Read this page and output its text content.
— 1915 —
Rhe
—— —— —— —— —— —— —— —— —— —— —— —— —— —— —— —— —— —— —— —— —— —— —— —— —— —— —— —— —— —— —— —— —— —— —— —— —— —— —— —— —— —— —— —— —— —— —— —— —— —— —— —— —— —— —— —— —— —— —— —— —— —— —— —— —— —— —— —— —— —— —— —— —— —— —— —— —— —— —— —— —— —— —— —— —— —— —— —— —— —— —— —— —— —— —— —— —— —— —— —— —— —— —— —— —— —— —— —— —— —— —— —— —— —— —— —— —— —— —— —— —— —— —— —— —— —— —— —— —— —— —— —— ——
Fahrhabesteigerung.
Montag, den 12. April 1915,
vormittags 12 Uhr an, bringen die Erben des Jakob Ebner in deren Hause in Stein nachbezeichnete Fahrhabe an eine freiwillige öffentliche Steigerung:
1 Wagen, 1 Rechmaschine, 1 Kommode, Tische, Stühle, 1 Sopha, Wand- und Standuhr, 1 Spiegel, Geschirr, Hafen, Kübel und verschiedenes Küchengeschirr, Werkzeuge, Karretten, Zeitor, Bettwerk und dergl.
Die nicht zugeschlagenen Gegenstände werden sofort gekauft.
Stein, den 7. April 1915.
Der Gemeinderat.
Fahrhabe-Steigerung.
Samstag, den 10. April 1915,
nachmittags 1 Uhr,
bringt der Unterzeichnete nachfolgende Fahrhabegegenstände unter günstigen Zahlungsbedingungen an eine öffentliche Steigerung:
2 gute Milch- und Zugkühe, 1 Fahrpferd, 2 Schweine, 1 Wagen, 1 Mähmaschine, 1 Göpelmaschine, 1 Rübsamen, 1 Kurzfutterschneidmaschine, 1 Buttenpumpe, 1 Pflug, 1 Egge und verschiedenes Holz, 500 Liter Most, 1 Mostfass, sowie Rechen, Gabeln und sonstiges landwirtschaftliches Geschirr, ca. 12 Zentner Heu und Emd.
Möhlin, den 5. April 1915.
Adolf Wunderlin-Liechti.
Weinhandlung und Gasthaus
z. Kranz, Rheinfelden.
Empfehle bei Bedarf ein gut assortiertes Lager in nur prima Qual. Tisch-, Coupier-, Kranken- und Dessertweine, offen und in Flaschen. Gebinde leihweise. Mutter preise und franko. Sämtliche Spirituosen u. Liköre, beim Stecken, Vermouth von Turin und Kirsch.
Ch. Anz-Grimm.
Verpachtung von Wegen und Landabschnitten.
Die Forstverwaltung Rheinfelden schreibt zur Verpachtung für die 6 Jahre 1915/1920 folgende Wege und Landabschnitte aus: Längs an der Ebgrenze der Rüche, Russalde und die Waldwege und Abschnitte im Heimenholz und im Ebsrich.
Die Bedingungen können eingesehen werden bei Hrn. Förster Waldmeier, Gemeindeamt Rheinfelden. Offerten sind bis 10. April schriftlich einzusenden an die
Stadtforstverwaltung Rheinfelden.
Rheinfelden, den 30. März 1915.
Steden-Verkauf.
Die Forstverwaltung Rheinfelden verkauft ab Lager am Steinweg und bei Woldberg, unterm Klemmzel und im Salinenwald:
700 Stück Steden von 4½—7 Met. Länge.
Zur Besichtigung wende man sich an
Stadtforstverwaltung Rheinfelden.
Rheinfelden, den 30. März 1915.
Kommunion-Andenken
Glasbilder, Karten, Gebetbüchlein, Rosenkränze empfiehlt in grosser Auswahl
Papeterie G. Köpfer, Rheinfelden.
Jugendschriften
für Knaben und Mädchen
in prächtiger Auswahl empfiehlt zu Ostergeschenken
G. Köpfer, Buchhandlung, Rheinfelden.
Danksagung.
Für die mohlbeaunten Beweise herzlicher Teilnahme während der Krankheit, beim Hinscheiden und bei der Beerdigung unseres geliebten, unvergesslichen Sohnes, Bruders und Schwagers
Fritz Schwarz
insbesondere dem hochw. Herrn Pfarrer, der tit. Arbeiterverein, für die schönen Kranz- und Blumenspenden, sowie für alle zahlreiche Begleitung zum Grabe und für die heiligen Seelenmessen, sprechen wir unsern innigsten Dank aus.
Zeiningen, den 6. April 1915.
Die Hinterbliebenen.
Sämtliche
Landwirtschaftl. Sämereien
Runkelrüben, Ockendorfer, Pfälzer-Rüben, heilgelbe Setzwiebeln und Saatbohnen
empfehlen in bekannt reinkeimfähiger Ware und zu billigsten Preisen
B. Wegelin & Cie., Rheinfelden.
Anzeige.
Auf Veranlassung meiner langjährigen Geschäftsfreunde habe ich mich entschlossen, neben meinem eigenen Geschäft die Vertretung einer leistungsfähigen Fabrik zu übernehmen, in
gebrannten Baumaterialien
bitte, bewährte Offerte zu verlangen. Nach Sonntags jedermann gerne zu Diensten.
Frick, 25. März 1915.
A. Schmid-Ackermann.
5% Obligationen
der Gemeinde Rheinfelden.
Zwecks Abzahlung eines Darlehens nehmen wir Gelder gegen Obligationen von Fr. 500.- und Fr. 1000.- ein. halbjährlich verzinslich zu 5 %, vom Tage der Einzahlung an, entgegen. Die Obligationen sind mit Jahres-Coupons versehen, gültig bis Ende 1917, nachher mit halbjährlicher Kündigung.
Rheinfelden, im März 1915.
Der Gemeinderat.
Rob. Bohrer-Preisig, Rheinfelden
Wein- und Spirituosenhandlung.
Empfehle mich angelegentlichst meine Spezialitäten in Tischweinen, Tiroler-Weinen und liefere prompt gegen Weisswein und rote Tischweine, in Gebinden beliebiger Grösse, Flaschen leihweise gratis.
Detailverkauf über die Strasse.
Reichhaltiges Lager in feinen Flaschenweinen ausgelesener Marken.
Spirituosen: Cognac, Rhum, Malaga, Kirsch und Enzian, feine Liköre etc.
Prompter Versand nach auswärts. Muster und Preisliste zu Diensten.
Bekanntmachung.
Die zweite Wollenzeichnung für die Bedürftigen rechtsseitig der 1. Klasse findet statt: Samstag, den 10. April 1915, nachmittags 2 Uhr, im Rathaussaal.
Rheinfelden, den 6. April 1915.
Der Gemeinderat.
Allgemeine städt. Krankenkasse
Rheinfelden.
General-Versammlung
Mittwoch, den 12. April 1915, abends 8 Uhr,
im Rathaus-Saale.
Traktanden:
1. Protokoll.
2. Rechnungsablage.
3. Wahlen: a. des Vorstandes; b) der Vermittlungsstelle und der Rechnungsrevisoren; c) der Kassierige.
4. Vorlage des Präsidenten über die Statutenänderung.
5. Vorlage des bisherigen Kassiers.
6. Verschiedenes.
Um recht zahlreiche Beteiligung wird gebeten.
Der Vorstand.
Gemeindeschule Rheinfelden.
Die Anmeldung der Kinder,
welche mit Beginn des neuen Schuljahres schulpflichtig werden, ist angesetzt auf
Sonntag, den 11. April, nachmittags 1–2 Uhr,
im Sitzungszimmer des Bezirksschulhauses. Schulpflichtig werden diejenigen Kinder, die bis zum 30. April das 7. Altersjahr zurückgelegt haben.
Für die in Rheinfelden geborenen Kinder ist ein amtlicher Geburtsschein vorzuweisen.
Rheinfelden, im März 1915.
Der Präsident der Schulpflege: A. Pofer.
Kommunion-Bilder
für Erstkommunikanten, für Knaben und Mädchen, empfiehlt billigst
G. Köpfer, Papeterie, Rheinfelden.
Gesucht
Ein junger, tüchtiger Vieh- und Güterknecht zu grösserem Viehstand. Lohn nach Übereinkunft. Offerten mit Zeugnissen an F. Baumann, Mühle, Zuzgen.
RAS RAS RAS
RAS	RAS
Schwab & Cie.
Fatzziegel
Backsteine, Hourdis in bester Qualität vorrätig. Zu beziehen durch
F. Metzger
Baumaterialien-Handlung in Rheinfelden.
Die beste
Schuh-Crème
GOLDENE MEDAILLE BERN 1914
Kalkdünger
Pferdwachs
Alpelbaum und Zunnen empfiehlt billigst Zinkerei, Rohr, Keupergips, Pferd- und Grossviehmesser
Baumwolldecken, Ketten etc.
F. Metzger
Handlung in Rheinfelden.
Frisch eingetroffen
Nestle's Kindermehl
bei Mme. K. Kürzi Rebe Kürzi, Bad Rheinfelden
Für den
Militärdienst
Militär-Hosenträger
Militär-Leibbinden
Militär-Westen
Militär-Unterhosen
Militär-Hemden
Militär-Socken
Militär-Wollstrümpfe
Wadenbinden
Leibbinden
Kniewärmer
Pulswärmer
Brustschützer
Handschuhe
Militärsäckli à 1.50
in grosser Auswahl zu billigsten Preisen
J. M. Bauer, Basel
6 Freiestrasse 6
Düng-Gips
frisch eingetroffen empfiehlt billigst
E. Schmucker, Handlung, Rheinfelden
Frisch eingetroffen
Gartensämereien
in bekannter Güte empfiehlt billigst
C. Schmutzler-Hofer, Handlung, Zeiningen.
════════
Look for lines containing the string "grosser" and copy them all.

**Exercise solution**
Glasbilder, Karten, Gebetbüchlein, Rosenkränze empfiehlt in grosser Auswahl
in grosser Auswahl zu billigsten Preisen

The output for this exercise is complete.